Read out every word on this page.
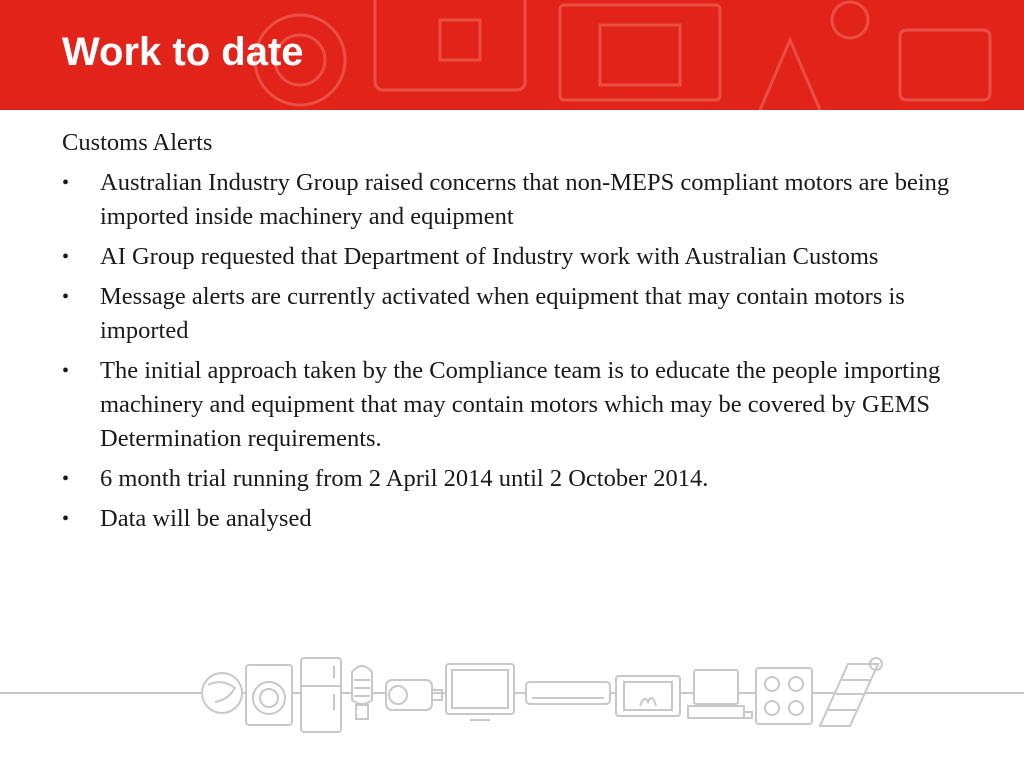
Work to date

Customs Alerts

• Australian Industry Group raised concerns that non-MEPS compliant motors are being imported inside machinery and equipment
• AI Group requested that Department of Industry work with Australian Customs
• Message alerts are currently activated when equipment that may contain motors is imported
• The initial approach taken by the Compliance team is to educate the people importing machinery and equipment that may contain motors which may be covered by GEMS Determination requirements.
• 6 month trial running from 2 April 2014 until 2 October 2014.
• Data will be analysed
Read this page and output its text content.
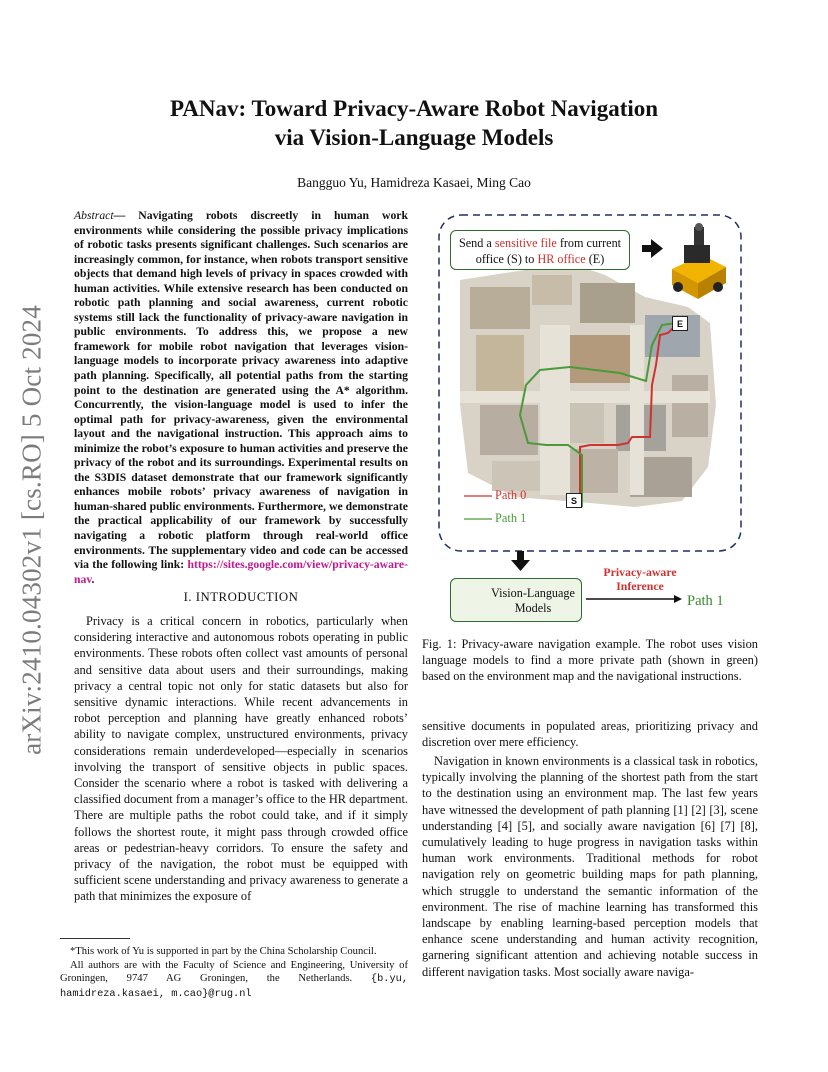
arXiv:2410.04302v1 [cs.RO] 5 Oct 2024
PANav: Toward Privacy-Aware Robot Navigation
via Vision-Language Models
Bangguo Yu, Hamidreza Kasaei, Ming Cao
Abstract— Navigating robots discreetly in human work environments while considering the possible privacy implications of robotic tasks presents significant challenges. Such scenarios are increasingly common, for instance, when robots transport sensitive objects that demand high levels of privacy in spaces crowded with human activities. While extensive research has been conducted on robotic path planning and social awareness, current robotic systems still lack the functionality of privacy-aware navigation in public environments. To address this, we propose a new framework for mobile robot navigation that leverages vision-language models to incorporate privacy awareness into adaptive path planning. Specifically, all potential paths from the starting point to the destination are generated using the A* algorithm. Concurrently, the vision-language model is used to infer the optimal path for privacy-awareness, given the environmental layout and the navigational instruction. This approach aims to minimize the robot’s exposure to human activities and preserve the privacy of the robot and its surroundings. Experimental results on the S3DIS dataset demonstrate that our framework significantly enhances mobile robots’ privacy awareness of navigation in human-shared public environments. Furthermore, we demonstrate the practical applicability of our framework by successfully navigating a robotic platform through real-world office environments. The supplementary video and code can be accessed via the following link: https://sites.google.com/view/privacy-aware-nav.
I. INTRODUCTION
Privacy is a critical concern in robotics, particularly when considering interactive and autonomous robots operating in public environments. These robots often collect vast amounts of personal and sensitive data about users and their surroundings, making privacy a central topic not only for static datasets but also for sensitive dynamic interactions. While recent advancements in robot perception and planning have greatly enhanced robots’ ability to navigate complex, unstructured environments, privacy considerations remain underdeveloped—especially in scenarios involving the transport of sensitive objects in public spaces. Consider the scenario where a robot is tasked with delivering a classified document from a manager’s office to the HR department. There are multiple paths the robot could take, and if it simply follows the shortest route, it might pass through crowded office areas or pedestrian-heavy corridors. To ensure the safety and privacy of the navigation, the robot must be equipped with sufficient scene understanding and privacy awareness to generate a path that minimizes the exposure of

*This work of Yu is supported in part by the China Scholarship Council.

All authors are with the Faculty of Science and Engineering, University of Groningen, 9747 AG Groningen, the Netherlands. {b.yu, hamidreza.kasaei, m.cao}@rug.nl

Send a sensitive file from current office (S) to HR office (E)
E
S
Path 0
Path 1
Vision-Language Models
Privacy-aware Inference
Path 1
Fig. 1: Privacy-aware navigation example. The robot uses vision language models to find a more private path (shown in green) based on the environment map and the navigational instructions.
sensitive documents in populated areas, prioritizing privacy and discretion over mere efficiency.
Navigation in known environments is a classical task in robotics, typically involving the planning of the shortest path from the start to the destination using an environment map. The last few years have witnessed the development of path planning [1] [2] [3], scene understanding [4] [5], and socially aware navigation [6] [7] [8], cumulatively leading to huge progress in navigation tasks within human work environments. Traditional methods for robot navigation rely on geometric building maps for path planning, which struggle to understand the semantic information of the environment. The rise of machine learning has transformed this landscape by enabling learning-based perception models that enhance scene understanding and human activity recognition, garnering significant attention and achieving notable success in different navigation tasks. Most socially aware naviga-
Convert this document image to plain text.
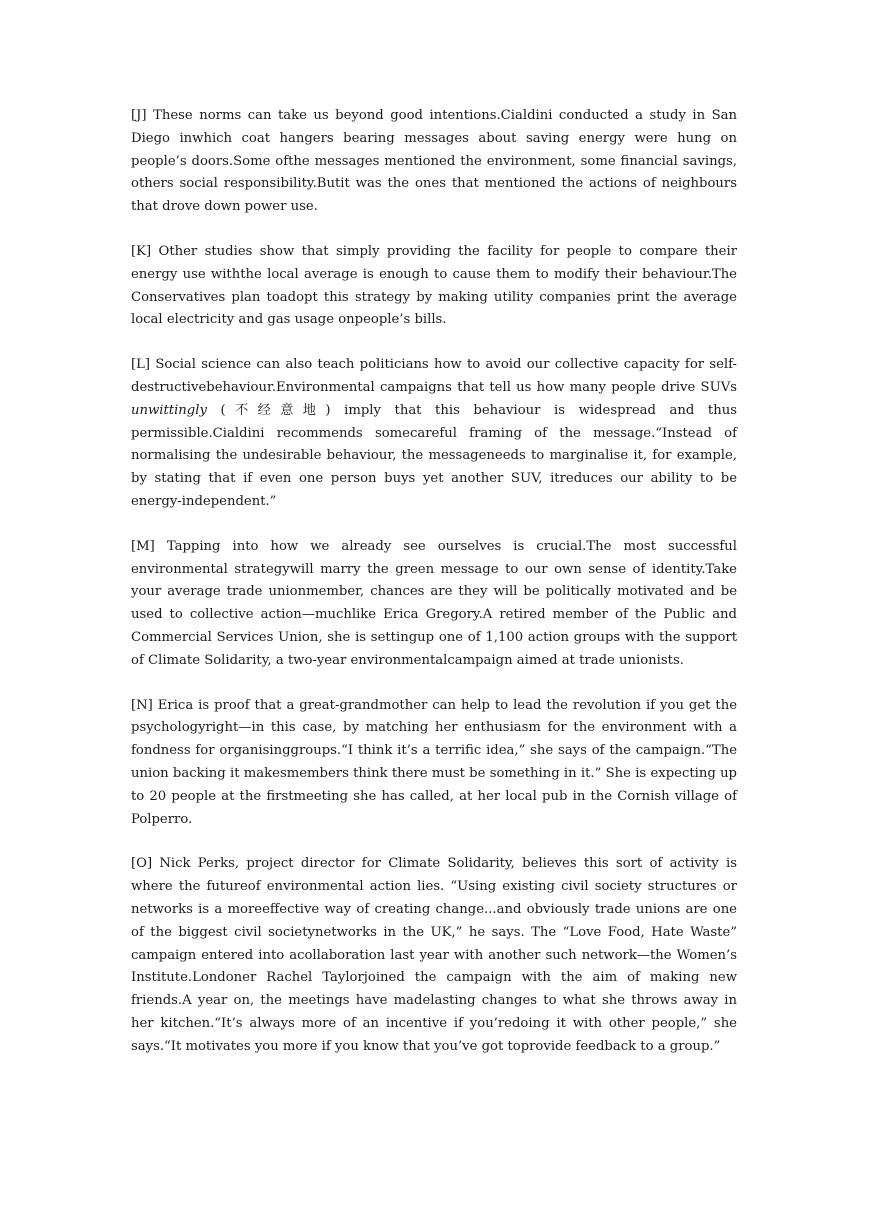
[J] These norms can take us beyond good intentions.Cialdini conducted a study in San Diego inwhich coat hangers bearing messages about saving energy were hung on people’s doors.Some ofthe messages mentioned the environment, some financial savings, others social responsibility.Butit was the ones that mentioned the actions of neighbours that drove down power use.

[K] Other studies show that simply providing the facility for people to compare their energy use withthe local average is enough to cause them to modify their behaviour.The Conservatives plan toadopt this strategy by making utility companies print the average local electricity and gas usage onpeople’s bills.

[L] Social science can also teach politicians how to avoid our collective capacity for self-destructivebehaviour.Environmental campaigns that tell us how many people drive SUVs unwittingly (不经意地) imply that this behaviour is widespread and thus permissible.Cialdini recommends somecareful framing of the message.“Instead of normalising the undesirable behaviour, the messageneeds to marginalise it, for example, by stating that if even one person buys yet another SUV, itreduces our ability to be energy-independent.”

[M] Tapping into how we already see ourselves is crucial.The most successful environmental strategywill marry the green message to our own sense of identity.Take your average trade unionmember, chances are they will be politically motivated and be used to collective action—muchlike Erica Gregory.A retired member of the Public and Commercial Services Union, she is settingup one of 1,100 action groups with the support of Climate Solidarity, a two-year environmentalcampaign aimed at trade unionists.

[N] Erica is proof that a great-grandmother can help to lead the revolution if you get the psychologyright—in this case, by matching her enthusiasm for the environment with a fondness for organisinggroups.“I think it’s a terrific idea,” she says of the campaign.“The union backing it makesmembers think there must be something in it.” She is expecting up to 20 people at the firstmeeting she has called, at her local pub in the Cornish village of Polperro.

[O] Nick Perks, project director for Climate Solidarity, believes this sort of activity is where the futureof environmental action lies. “Using existing civil society structures or networks is a moreeffective way of creating change...and obviously trade unions are one of the biggest civil societynetworks in the UK,” he says. The “Love Food, Hate Waste” campaign entered into acollaboration last year with another such network—the Women’s Institute.Londoner Rachel Taylorjoined the campaign with the aim of making new friends.A year on, the meetings have madelasting changes to what she throws away in her kitchen.“It’s always more of an incentive if you’redoing it with other people,” she says.“It motivates you more if you know that you’ve got toprovide feedback to a group.”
+===+
(Work to complete):
Reproduce every record above exactly, omitting the pictures.

(Task answer):
Read out every word on this page.
Work to date

Customs Alerts

• Australian Industry Group raised concerns that non-MEPS compliant motors are being imported inside machinery and equipment
• AI Group requested that Department of Industry work with Australian Customs
• Message alerts are currently activated when equipment that may contain motors is imported
• The initial approach taken by the Compliance team is to educate the people importing machinery and equipment that may contain motors which may be covered by GEMS Determination requirements.
• 6 month trial running from 2 April 2014 until 2 October 2014.
• Data will be analysed
Read this page and output its text content.
arXiv:2410.04302v1 [cs.RO] 5 Oct 2024
PANav: Toward Privacy-Aware Robot Navigation
via Vision-Language Models
Bangguo Yu, Hamidreza Kasaei, Ming Cao
Abstract— Navigating robots discreetly in human work environments while considering the possible privacy implications of robotic tasks presents significant challenges. Such scenarios are increasingly common, for instance, when robots transport sensitive objects that demand high levels of privacy in spaces crowded with human activities. While extensive research has been conducted on robotic path planning and social awareness, current robotic systems still lack the functionality of privacy-aware navigation in public environments. To address this, we propose a new framework for mobile robot navigation that leverages vision-language models to incorporate privacy awareness into adaptive path planning. Specifically, all potential paths from the starting point to the destination are generated using the A* algorithm. Concurrently, the vision-language model is used to infer the optimal path for privacy-awareness, given the environmental layout and the navigational instruction. This approach aims to minimize the robot’s exposure to human activities and preserve the privacy of the robot and its surroundings. Experimental results on the S3DIS dataset demonstrate that our framework significantly enhances mobile robots’ privacy awareness of navigation in human-shared public environments. Furthermore, we demonstrate the practical applicability of our framework by successfully navigating a robotic platform through real-world office environments. The supplementary video and code can be accessed via the following link: https://sites.google.com/view/privacy-aware-nav.
I. INTRODUCTION
Privacy is a critical concern in robotics, particularly when considering interactive and autonomous robots operating in public environments. These robots often collect vast amounts of personal and sensitive data about users and their surroundings, making privacy a central topic not only for static datasets but also for sensitive dynamic interactions. While recent advancements in robot perception and planning have greatly enhanced robots’ ability to navigate complex, unstructured environments, privacy considerations remain underdeveloped—especially in scenarios involving the transport of sensitive objects in public spaces. Consider the scenario where a robot is tasked with delivering a classified document from a manager’s office to the HR department. There are multiple paths the robot could take, and if it simply follows the shortest route, it might pass through crowded office areas or pedestrian-heavy corridors. To ensure the safety and privacy of the navigation, the robot must be equipped with sufficient scene understanding and privacy awareness to generate a path that minimizes the exposure of

*This work of Yu is supported in part by the China Scholarship Council.

All authors are with the Faculty of Science and Engineering, University of Groningen, 9747 AG Groningen, the Netherlands. {b.yu, hamidreza.kasaei, m.cao}@rug.nl

Send a sensitive file from current office (S) to HR office (E)
E
S
Path 0
Path 1
Vision-Language Models
Privacy-aware Inference
Path 1
Fig. 1: Privacy-aware navigation example. The robot uses vision language models to find a more private path (shown in green) based on the environment map and the navigational instructions.
sensitive documents in populated areas, prioritizing privacy and discretion over mere efficiency.
Navigation in known environments is a classical task in robotics, typically involving the planning of the shortest path from the start to the destination using an environment map. The last few years have witnessed the development of path planning [1] [2] [3], scene understanding [4] [5], and socially aware navigation [6] [7] [8], cumulatively leading to huge progress in navigation tasks within human work environments. Traditional methods for robot navigation rely on geometric building maps for path planning, which struggle to understand the semantic information of the environment. The rise of machine learning has transformed this landscape by enabling learning-based perception models that enhance scene understanding and human activity recognition, garnering significant attention and achieving notable success in different navigation tasks. Most socially aware naviga-
Convert this document image to plain text.
[J] These norms can take us beyond good intentions.Cialdini conducted a study in San Diego inwhich coat hangers bearing messages about saving energy were hung on people’s doors.Some ofthe messages mentioned the environment, some financial savings, others social responsibility.Butit was the ones that mentioned the actions of neighbours that drove down power use.

[K] Other studies show that simply providing the facility for people to compare their energy use withthe local average is enough to cause them to modify their behaviour.The Conservatives plan toadopt this strategy by making utility companies print the average local electricity and gas usage onpeople’s bills.

[L] Social science can also teach politicians how to avoid our collective capacity for self-destructivebehaviour.Environmental campaigns that tell us how many people drive SUVs unwittingly (不经意地) imply that this behaviour is widespread and thus permissible.Cialdini recommends somecareful framing of the message.“Instead of normalising the undesirable behaviour, the messageneeds to marginalise it, for example, by stating that if even one person buys yet another SUV, itreduces our ability to be energy-independent.”

[M] Tapping into how we already see ourselves is crucial.The most successful environmental strategywill marry the green message to our own sense of identity.Take your average trade unionmember, chances are they will be politically motivated and be used to collective action—muchlike Erica Gregory.A retired member of the Public and Commercial Services Union, she is settingup one of 1,100 action groups with the support of Climate Solidarity, a two-year environmentalcampaign aimed at trade unionists.

[N] Erica is proof that a great-grandmother can help to lead the revolution if you get the psychologyright—in this case, by matching her enthusiasm for the environment with a fondness for organisinggroups.“I think it’s a terrific idea,” she says of the campaign.“The union backing it makesmembers think there must be something in it.” She is expecting up to 20 people at the firstmeeting she has called, at her local pub in the Cornish village of Polperro.

[O] Nick Perks, project director for Climate Solidarity, believes this sort of activity is where the futureof environmental action lies. “Using existing civil society structures or networks is a moreeffective way of creating change...and obviously trade unions are one of the biggest civil societynetworks in the UK,” he says. The “Love Food, Hate Waste” campaign entered into acollaboration last year with another such network—the Women’s Institute.Londoner Rachel Taylorjoined the campaign with the aim of making new friends.A year on, the meetings have madelasting changes to what she throws away in her kitchen.“It’s always more of an incentive if you’redoing it with other people,” she says.“It motivates you more if you know that you’ve got toprovide feedback to a group.”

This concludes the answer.